RECORDS SHOWN:
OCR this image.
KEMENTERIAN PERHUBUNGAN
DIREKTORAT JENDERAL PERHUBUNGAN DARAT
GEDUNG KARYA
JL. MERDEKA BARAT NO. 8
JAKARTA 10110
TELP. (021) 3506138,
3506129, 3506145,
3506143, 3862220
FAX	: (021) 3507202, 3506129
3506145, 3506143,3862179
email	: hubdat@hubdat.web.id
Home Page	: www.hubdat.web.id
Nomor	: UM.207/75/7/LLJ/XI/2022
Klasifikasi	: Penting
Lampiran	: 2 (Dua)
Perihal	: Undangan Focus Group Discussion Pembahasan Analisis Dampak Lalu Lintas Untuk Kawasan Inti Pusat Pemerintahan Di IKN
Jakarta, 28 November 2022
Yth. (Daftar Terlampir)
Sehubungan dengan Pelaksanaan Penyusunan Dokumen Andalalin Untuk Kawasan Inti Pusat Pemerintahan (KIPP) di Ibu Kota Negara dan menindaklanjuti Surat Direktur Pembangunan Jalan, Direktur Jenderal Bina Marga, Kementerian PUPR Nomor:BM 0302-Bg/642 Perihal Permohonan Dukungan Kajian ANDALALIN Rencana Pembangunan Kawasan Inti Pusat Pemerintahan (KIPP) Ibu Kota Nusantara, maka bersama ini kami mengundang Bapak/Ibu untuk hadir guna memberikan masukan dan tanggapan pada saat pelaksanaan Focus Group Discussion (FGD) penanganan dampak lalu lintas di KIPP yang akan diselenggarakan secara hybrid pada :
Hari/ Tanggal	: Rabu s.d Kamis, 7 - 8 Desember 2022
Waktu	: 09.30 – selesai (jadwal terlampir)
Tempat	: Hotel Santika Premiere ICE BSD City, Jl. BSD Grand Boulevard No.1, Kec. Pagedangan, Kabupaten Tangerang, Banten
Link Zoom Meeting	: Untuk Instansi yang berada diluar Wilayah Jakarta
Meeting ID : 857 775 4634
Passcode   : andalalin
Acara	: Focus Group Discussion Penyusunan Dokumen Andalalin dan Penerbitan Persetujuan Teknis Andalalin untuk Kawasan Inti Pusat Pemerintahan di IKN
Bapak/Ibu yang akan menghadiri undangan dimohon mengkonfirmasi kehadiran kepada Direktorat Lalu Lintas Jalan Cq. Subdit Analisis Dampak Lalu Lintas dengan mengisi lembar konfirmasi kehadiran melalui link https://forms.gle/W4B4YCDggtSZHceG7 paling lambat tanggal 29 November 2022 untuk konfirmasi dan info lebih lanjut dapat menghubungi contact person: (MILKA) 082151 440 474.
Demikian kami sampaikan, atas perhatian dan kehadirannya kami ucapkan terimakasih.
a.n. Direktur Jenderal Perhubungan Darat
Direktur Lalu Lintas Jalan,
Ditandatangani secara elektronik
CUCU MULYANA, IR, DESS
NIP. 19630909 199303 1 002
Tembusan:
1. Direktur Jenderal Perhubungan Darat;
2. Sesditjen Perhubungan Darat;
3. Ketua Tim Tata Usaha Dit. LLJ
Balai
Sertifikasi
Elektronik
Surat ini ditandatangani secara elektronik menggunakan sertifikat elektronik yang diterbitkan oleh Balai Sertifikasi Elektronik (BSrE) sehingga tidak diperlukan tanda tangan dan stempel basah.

TASK STATEMENT:
In the lines above, locate the string "November". Copy every line where it occurs.

THE RESPONSE:
Jakarta, 28 November 2022
Bapak/Ibu yang akan menghadiri undangan dimohon mengkonfirmasi kehadiran kepada Direktorat Lalu Lintas Jalan Cq. Subdit Analisis Dampak Lalu Lintas dengan mengisi lembar konfirmasi kehadiran melalui link https://forms.gle/W4B4YCDggtSZHceG7 paling lambat tanggal 29 November 2022 untuk konfirmasi dan info lebih lanjut dapat menghubungi contact person: (MILKA) 082151 440 474.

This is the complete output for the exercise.